> Page excerpt:
——
Newport Unlimited
- Formation: 2002
- Dissolved: 2014
- Type: Public/private partnership
- Legal status: Corporation
- Purpose: Urban regeneration
- Headquarters: 1 Gold Tops, Newport, NP20 4PG
- Region served: City of Newport
- Chief Executive: Gillian Otlet

= Newport Unlimited =

Newport Unlimited was a Welsh Urban Regeneration Company created in 2003 to help counter the impacts of decline in Newport's heavy industry and manufacturing. It was initially given a 10-year lifespan.

The Company was founded by Newport City Council and the Welsh Government.

It was credited with attracting £230 million of private investment to the area; transformation of the city's river frontage, and bringing the Ryder Cup to Newport in 2010.

The Company's role was extended by a further year in 2012.
——
> What to do:
(a) Please write out the part of the Newport Unlimited text beginning with "Newport Unlimited was" and continuing through "the Welsh Government.".
(b) According to the Newport Unlimited text, who founded the Company?
(c) Decide whether each statement agrees with the Newport Unlimited text. Answer yes or no for each, quoting the text's deciding words.
(i) The Company was first given a lifespan of 10 years.
(ii) The Company brought the Ryder Cup to Newport in 2012.
(iii) The Company's headquarters were in Cardiff.
——
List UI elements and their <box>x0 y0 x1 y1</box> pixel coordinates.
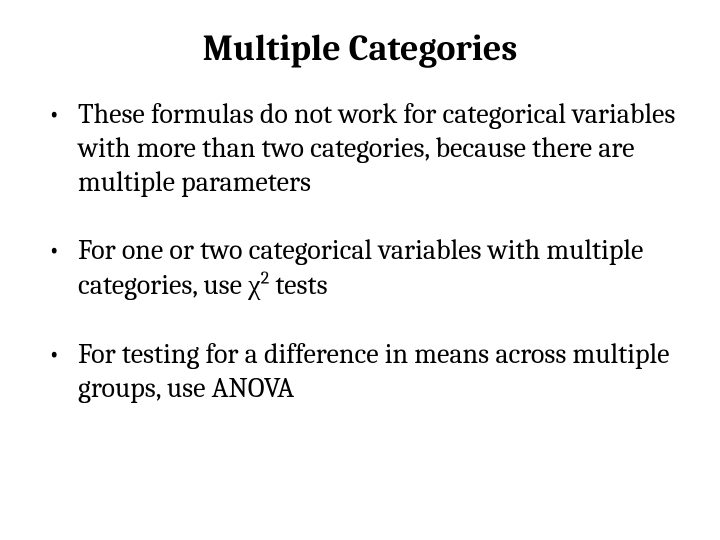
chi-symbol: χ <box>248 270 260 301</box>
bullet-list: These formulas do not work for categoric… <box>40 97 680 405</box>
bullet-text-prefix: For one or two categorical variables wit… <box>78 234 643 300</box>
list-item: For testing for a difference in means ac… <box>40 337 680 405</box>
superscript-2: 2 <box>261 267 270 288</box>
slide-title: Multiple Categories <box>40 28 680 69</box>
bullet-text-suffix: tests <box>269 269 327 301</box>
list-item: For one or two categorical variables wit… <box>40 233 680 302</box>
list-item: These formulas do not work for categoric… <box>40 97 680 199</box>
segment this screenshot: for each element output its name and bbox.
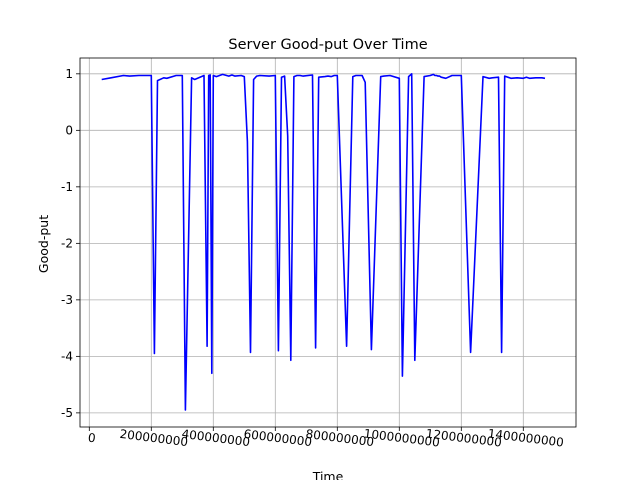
——
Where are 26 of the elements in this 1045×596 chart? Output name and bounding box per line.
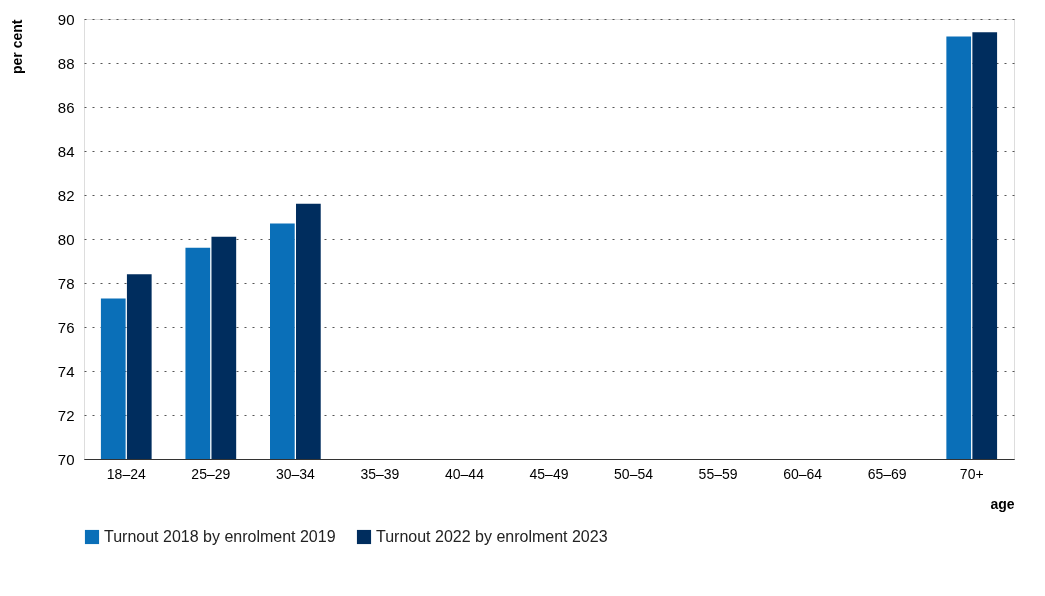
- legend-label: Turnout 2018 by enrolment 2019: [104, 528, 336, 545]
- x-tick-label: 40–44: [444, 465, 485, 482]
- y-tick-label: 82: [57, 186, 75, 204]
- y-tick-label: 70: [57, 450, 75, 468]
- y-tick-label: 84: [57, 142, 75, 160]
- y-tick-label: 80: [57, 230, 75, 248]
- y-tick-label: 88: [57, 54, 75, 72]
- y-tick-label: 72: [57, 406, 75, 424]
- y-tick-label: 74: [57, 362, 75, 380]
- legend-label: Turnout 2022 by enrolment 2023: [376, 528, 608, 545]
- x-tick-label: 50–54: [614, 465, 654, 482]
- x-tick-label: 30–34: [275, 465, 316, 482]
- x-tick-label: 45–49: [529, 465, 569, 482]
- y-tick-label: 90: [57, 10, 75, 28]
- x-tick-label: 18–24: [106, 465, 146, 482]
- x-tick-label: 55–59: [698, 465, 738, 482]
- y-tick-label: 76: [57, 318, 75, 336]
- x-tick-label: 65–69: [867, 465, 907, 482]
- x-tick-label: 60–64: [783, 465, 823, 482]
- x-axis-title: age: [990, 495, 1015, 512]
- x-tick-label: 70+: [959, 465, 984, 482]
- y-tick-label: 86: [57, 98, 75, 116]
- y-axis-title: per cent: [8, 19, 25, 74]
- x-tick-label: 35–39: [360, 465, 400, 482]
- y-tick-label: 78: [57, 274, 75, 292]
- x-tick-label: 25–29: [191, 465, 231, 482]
——
> Answers per task:
(a)
Newport Unlimited was a Welsh Urban Regeneration Company created in 2003 to help counter the impacts of decline in Newport's heavy industry and manufacturing. It was initially given a 10-year lifespan.

The Company was founded by Newport City Council and the Welsh Government.

(b) Newport City Council and the Welsh Government.

(c)
(i) Yes: "It was initially given a 10-year lifespan."
(ii) No: "bringing the Ryder Cup to Newport in 2010."
(iii) No: "Headquarters: 1 Gold Tops, Newport, NP20 4PG"